» MATERIAL SUPPLIED:
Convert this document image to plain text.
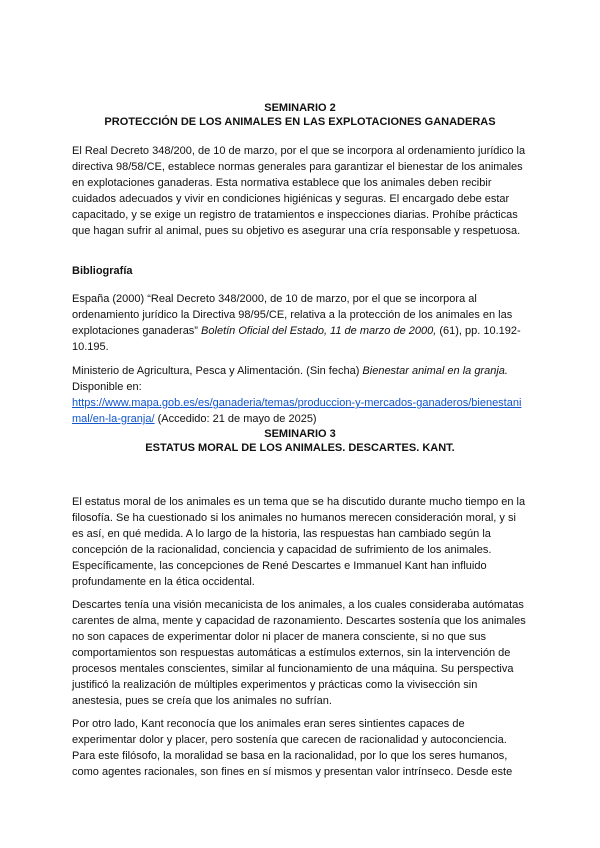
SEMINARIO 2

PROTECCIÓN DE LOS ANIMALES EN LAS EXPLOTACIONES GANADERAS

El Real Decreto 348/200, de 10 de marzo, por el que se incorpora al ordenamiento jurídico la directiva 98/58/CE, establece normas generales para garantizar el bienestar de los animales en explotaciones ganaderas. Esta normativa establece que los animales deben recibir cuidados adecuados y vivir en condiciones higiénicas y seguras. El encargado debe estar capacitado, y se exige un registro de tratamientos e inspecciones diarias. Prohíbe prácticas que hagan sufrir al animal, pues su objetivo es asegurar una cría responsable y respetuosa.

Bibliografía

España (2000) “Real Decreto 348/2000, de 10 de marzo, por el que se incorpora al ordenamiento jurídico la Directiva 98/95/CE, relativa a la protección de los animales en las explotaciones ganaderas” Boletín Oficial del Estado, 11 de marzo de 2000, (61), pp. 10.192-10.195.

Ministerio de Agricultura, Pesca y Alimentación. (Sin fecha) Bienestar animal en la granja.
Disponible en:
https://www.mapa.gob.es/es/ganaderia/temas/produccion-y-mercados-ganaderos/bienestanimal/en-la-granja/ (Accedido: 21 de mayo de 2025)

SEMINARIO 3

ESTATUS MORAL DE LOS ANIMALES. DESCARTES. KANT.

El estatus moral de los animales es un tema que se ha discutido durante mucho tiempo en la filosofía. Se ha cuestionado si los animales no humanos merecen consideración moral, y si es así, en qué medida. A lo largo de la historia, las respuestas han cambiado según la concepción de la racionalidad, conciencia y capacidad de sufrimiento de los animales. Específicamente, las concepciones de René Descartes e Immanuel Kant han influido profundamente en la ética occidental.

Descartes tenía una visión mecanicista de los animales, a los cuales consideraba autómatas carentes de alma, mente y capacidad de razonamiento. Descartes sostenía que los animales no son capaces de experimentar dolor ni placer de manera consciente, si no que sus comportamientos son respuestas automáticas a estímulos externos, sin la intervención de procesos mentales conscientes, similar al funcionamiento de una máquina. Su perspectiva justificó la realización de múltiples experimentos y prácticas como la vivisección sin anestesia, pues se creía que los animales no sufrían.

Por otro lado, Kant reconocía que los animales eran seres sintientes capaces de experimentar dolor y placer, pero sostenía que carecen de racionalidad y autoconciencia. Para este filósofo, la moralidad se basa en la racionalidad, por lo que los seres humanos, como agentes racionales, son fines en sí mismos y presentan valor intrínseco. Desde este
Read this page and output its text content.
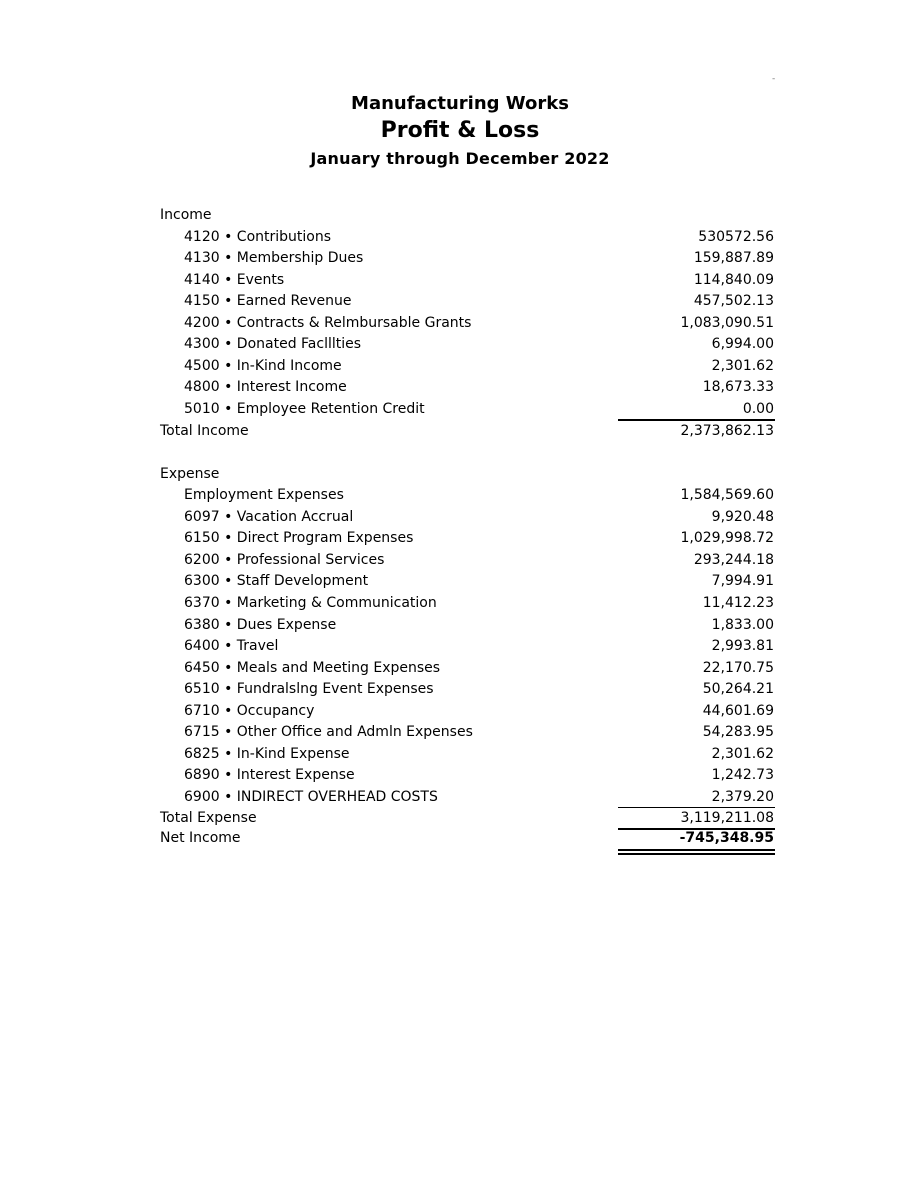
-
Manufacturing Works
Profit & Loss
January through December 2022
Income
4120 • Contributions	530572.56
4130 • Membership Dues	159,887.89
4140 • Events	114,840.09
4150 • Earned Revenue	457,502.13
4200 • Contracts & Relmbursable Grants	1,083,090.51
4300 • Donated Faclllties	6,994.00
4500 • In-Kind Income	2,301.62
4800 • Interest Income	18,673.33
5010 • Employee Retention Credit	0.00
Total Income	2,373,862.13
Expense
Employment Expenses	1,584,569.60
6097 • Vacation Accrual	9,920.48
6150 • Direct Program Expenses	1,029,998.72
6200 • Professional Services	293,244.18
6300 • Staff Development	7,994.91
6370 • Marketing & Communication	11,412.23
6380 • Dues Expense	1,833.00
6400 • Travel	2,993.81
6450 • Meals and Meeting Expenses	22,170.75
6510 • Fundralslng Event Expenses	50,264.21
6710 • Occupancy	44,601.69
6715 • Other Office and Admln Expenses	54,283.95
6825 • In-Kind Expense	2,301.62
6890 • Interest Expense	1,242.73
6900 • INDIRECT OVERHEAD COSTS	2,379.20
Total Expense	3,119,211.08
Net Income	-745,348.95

» REQUIREMENT: Every line of the records that includes the word "Total" should be gathered.

» SOLUTION TO THIS TASK:
Total Income	2,373,862.13
Total Expense	3,119,211.08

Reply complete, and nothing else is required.